En otra ocasión, escucha una entrecortada y apagada conversación entre una mujer y un hombre, a partir de lo cual escribió los vertiginosos versos titulados “Villanella de la Tentadora”. Esta brizna cotidiana de la que supo extraer poesía, le permite aclarar aún más qué se entiende por epifanía:
Una súbita manifestación espiritual, bien sea en la vulgaridad de lenguaje y gesto o en una frase memorable de la propia mente. Creía que le tocaba al hombre de letras registrar esas epifanías con extremo cuidado, visto que ellas mismas son los momentos más delicados y evanescentes (Joyce, 1978, p. 216).
Cada epifanía es pues una experiencia de destellos fugaces y frágiles, en extremo difíciles de captar en el lenguaje. De donde cabe decir que ese estado de clarividencia coincide también con la limitación de la palabra y del relato para fijarlo y transmitirlo.
Aunque no se use explícitamente el término epifanía en el Retrato, se pueden leer pasajes como el siguiente, donde –en medio del diálogo sobre estética que Stephen sostiene con Lynch– potencia el sentido que se le da a las epifanías o “relámpagos de intuición”, de tan “diáfana claridad” que disuelven y calcinan el mundo que pisa el joven Stephen. Estos destellos le revelan también que toda la ciencia a la que consagra sus días, alejado de los otros, no es más que un “almacén de máximas de la poética y la psicología de Aristóteles” y de Santo Tomás; en suma, que su pensamiento es un “crepúsculo de dudas y de desconfianza”, pero cuando se exponía a tales relámpagos
su lengua se anudaba y sus ojos permanecían mudos ante la mirada de los demás, porque se sentía envuelto en un manto en el espíritu de la belleza [...] Pero cuando le abandonaban estos breves raptos de silencioso orgullo, se sentía contento de hallarse entre las otras vidas vulgares, de seguir su camino impávido y con alegre corazón a través de la miseria, el bullicio y la indolencia de la ciudad (Joyce, 2012, p. 242).

◆ **TAREA POR REALIZAR**
Traduce al inglés esta oración del texto sobre la epifanía: «Cada epifanía es pues una experiencia de destellos fugaces y frágiles, en extremo difíciles de captar en el lenguaje.»

◆ **LISTADO DE DATOS**
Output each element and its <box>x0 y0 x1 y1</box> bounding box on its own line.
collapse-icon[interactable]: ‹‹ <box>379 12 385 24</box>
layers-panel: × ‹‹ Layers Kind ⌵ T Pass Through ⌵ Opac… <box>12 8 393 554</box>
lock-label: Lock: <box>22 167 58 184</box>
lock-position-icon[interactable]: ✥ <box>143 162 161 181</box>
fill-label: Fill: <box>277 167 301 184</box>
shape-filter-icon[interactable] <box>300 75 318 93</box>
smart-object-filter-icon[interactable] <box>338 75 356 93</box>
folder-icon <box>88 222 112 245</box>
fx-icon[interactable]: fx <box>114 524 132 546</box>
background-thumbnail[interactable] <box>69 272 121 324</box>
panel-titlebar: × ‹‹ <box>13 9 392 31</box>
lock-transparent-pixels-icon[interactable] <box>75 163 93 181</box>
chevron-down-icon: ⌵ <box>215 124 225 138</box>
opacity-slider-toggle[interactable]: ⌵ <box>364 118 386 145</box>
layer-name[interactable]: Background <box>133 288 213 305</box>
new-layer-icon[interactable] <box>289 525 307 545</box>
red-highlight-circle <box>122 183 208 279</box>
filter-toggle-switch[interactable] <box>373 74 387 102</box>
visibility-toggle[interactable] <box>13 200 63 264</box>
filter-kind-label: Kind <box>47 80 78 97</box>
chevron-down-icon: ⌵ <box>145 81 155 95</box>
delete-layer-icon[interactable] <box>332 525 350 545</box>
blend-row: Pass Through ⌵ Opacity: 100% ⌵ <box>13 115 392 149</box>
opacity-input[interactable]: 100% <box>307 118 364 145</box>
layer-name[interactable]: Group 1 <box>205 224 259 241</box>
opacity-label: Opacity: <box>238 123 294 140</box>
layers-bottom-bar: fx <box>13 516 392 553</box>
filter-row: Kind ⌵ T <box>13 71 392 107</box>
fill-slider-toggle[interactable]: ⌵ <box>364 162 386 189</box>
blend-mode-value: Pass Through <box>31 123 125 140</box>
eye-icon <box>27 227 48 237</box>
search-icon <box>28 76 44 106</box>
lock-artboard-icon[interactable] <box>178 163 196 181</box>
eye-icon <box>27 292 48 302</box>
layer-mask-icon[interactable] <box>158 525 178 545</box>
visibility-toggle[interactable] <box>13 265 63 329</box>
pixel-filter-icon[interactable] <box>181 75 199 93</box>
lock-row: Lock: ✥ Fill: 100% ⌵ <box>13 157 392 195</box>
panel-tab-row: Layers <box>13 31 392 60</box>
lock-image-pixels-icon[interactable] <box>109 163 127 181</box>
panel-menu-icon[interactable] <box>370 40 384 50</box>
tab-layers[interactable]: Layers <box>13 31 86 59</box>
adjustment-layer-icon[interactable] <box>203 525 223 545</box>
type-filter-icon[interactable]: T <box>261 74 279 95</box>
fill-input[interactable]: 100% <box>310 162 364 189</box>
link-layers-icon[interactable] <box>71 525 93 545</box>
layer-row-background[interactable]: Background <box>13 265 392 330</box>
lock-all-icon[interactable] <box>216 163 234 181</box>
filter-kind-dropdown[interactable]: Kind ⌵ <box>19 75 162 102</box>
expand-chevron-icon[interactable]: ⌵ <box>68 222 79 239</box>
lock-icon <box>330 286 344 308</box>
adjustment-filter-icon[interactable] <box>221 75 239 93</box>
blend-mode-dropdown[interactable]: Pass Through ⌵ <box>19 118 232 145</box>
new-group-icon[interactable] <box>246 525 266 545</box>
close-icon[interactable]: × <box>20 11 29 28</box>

◆ **RESPUESTA**
Each epiphany is thus an experience of fleeting and fragile flashes, extremely difficult to capture in language.